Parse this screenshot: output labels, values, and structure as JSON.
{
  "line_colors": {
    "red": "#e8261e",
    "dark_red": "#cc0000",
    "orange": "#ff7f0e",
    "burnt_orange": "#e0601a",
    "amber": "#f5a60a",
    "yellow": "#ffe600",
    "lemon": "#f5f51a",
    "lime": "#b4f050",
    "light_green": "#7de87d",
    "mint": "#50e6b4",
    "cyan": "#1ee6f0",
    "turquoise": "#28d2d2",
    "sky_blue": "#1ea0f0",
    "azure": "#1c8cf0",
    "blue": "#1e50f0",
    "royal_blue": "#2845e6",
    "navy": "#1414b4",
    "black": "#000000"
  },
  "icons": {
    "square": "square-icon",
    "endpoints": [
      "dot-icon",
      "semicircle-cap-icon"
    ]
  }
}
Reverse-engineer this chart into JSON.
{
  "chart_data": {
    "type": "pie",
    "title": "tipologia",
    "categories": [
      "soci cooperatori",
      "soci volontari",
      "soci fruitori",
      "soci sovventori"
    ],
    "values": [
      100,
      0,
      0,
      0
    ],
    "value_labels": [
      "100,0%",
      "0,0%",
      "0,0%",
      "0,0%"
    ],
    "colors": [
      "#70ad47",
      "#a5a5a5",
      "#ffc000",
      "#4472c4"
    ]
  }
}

────

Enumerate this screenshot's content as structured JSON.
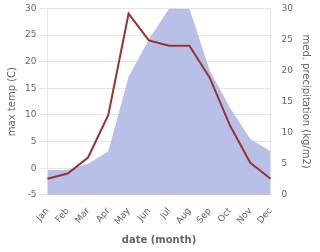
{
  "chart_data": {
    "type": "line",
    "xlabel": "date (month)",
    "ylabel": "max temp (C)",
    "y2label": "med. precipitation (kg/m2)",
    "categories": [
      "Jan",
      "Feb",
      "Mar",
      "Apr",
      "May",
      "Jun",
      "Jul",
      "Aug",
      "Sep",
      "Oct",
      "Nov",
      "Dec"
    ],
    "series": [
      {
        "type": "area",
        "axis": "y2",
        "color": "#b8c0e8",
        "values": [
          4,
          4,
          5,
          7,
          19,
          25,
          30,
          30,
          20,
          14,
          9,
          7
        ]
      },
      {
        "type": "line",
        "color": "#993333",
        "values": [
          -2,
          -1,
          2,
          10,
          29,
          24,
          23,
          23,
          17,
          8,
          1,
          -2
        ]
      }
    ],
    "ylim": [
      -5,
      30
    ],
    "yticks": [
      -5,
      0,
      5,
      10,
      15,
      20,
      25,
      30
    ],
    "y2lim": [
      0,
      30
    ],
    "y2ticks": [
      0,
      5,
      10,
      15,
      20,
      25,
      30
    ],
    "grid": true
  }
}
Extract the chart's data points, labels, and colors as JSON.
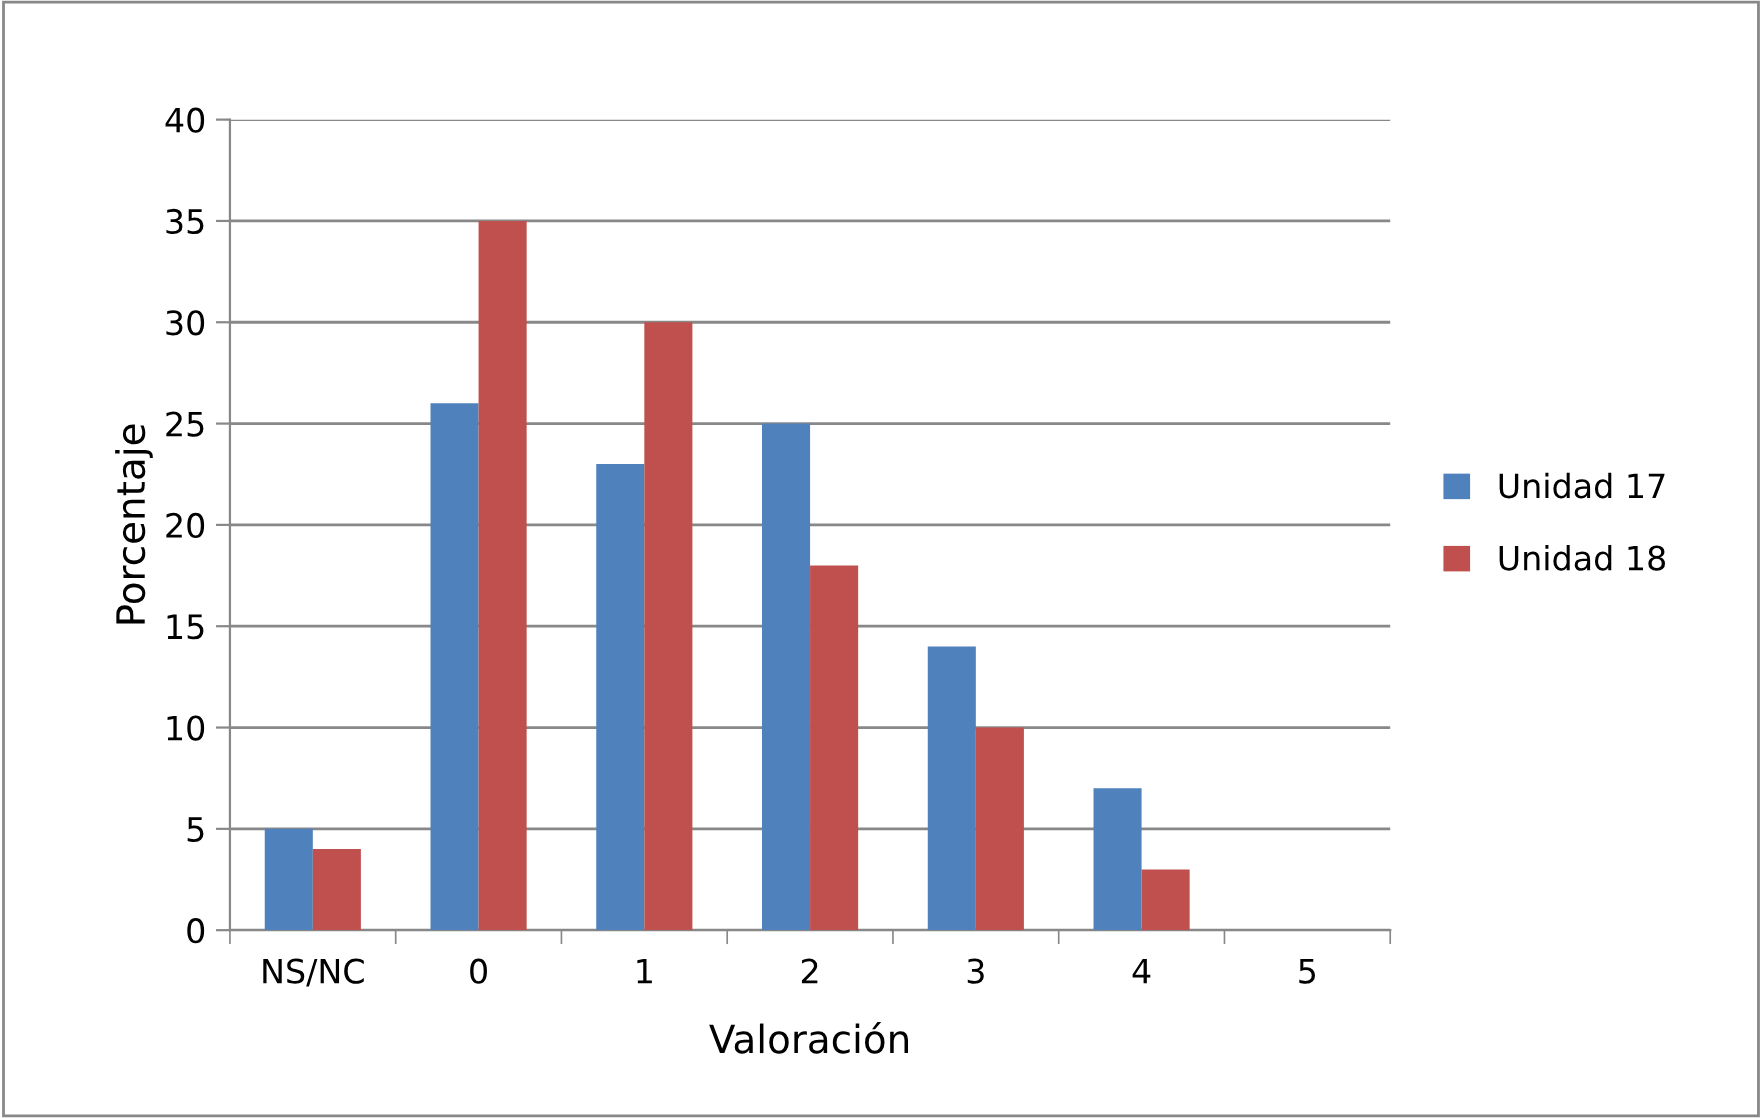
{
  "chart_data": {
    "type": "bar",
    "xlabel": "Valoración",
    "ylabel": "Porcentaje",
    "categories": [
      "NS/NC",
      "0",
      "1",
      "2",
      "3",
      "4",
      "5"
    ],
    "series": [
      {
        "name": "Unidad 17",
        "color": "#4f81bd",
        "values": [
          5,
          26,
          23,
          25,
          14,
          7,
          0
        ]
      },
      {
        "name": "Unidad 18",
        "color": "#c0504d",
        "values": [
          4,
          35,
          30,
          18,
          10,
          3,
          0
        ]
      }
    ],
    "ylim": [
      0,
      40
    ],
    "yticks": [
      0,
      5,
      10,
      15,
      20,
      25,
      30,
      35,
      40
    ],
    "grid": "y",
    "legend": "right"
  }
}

────

■ **WHAT IS REQUIRED**
Go through the preceding material and copy each line that has the word "soci".

■ **ANSWER BELOW**
      "soci cooperatori",
      "soci volontari",
      "soci fruitori",
      "soci sovventori"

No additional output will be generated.